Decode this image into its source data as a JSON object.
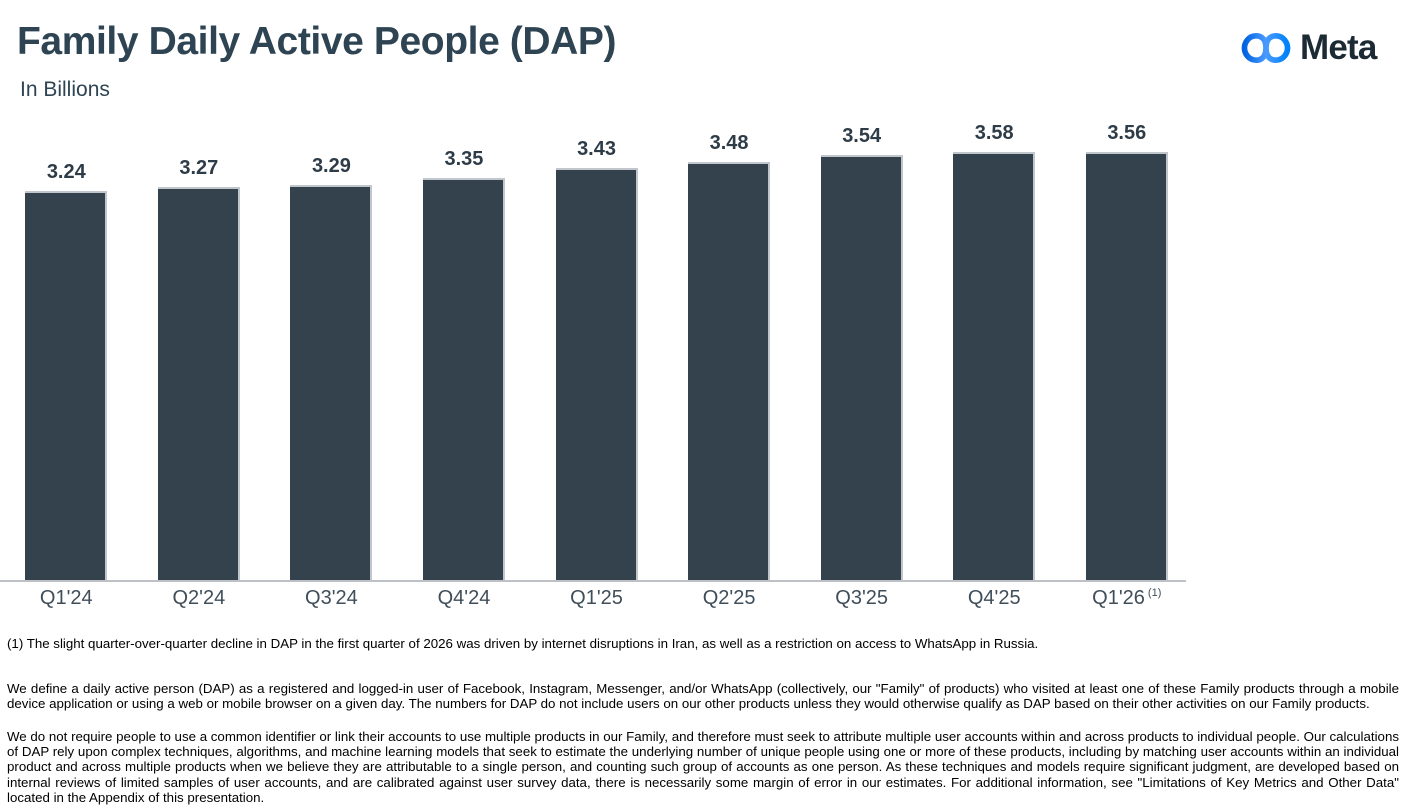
{
  "header": {
    "title": "Family Daily Active People (DAP)",
    "subtitle": "In Billions",
    "brand": "Meta"
  },
  "chart_data": {
    "type": "bar",
    "title": "Family Daily Active People (DAP)",
    "units_label": "In Billions",
    "categories": [
      "Q1'24",
      "Q2'24",
      "Q3'24",
      "Q4'24",
      "Q1'25",
      "Q2'25",
      "Q3'25",
      "Q4'25",
      "Q1'26"
    ],
    "values": [
      3.24,
      3.27,
      3.29,
      3.35,
      3.43,
      3.48,
      3.54,
      3.58,
      3.56
    ],
    "value_labels": [
      "3.24",
      "3.27",
      "3.29",
      "3.35",
      "3.43",
      "3.48",
      "3.54",
      "3.58",
      "3.56"
    ],
    "last_category_marker": "(1)",
    "xlabel": "",
    "ylabel": "In Billions",
    "ylim": [
      0,
      3.75
    ],
    "grid": false,
    "legend": "none",
    "data_labels": true,
    "bar_color": "#34424E"
  },
  "footnotes": {
    "note1": "(1) The slight quarter-over-quarter decline in DAP in the first quarter of 2026 was driven by internet disruptions in Iran, as well as a restriction on access to WhatsApp in Russia.",
    "definition": "We define a daily active person (DAP) as a registered and logged-in user of Facebook, Instagram, Messenger, and/or WhatsApp (collectively, our \"Family\" of products) who visited at least one of these Family products through a mobile device application or using a web or mobile browser on a given day. The numbers for DAP do not include users on our other products unless they would otherwise qualify as DAP based on their other activities on our Family products.",
    "methodology": "We do not require people to use a common identifier or link their accounts to use multiple products in our Family, and therefore must seek to attribute multiple user accounts within and across products to individual people. Our calculations of DAP rely upon complex techniques, algorithms, and machine learning models that seek to estimate the underlying number of unique people using one or more of these products, including by matching user accounts within an individual product and across multiple products when we believe they are attributable to a single person, and counting such group of accounts as one person. As these techniques and models require significant judgment, are developed based on internal reviews of limited samples of user accounts, and are calibrated against user survey data, there is necessarily some margin of error in our estimates. For additional information, see \"Limitations of Key Metrics and Other Data\" located in the Appendix of this presentation."
  },
  "colors": {
    "bar": "#34424E",
    "title_text": "#2E4453",
    "axis_line": "#BDC1C5",
    "logo_blue_start": "#0064E0",
    "logo_blue_end": "#0082FB",
    "logo_text": "#1C2B33"
  }
}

TASK DESCRIPTION: Repeat the material above word for word and skip every image in it.

RESULT FOR THIS TASK:
Decode this image into its source data as a JSON object.
{
  "header": {
    "title": "Family Daily Active People (DAP)",
    "subtitle": "In Billions",
    "brand": "Meta"
  },
  "chart_data": {
    "type": "bar",
    "title": "Family Daily Active People (DAP)",
    "units_label": "In Billions",
    "categories": [
      "Q1'24",
      "Q2'24",
      "Q3'24",
      "Q4'24",
      "Q1'25",
      "Q2'25",
      "Q3'25",
      "Q4'25",
      "Q1'26"
    ],
    "values": [
      3.24,
      3.27,
      3.29,
      3.35,
      3.43,
      3.48,
      3.54,
      3.58,
      3.56
    ],
    "value_labels": [
      "3.24",
      "3.27",
      "3.29",
      "3.35",
      "3.43",
      "3.48",
      "3.54",
      "3.58",
      "3.56"
    ],
    "last_category_marker": "(1)",
    "xlabel": "",
    "ylabel": "In Billions",
    "ylim": [
      0,
      3.75
    ],
    "grid": false,
    "legend": "none",
    "data_labels": true,
    "bar_color": "#34424E"
  },
  "footnotes": {
    "note1": "(1) The slight quarter-over-quarter decline in DAP in the first quarter of 2026 was driven by internet disruptions in Iran, as well as a restriction on access to WhatsApp in Russia.",
    "definition": "We define a daily active person (DAP) as a registered and logged-in user of Facebook, Instagram, Messenger, and/or WhatsApp (collectively, our \"Family\" of products) who visited at least one of these Family products through a mobile device application or using a web or mobile browser on a given day. The numbers for DAP do not include users on our other products unless they would otherwise qualify as DAP based on their other activities on our Family products.",
    "methodology": "We do not require people to use a common identifier or link their accounts to use multiple products in our Family, and therefore must seek to attribute multiple user accounts within and across products to individual people. Our calculations of DAP rely upon complex techniques, algorithms, and machine learning models that seek to estimate the underlying number of unique people using one or more of these products, including by matching user accounts within an individual product and across multiple products when we believe they are attributable to a single person, and counting such group of accounts as one person. As these techniques and models require significant judgment, are developed based on internal reviews of limited samples of user accounts, and are calibrated against user survey data, there is necessarily some margin of error in our estimates. For additional information, see \"Limitations of Key Metrics and Other Data\" located in the Appendix of this presentation."
  },
  "colors": {
    "bar": "#34424E",
    "title_text": "#2E4453",
    "axis_line": "#BDC1C5",
    "logo_blue_start": "#0064E0",
    "logo_blue_end": "#0082FB",
    "logo_text": "#1C2B33"
  }
}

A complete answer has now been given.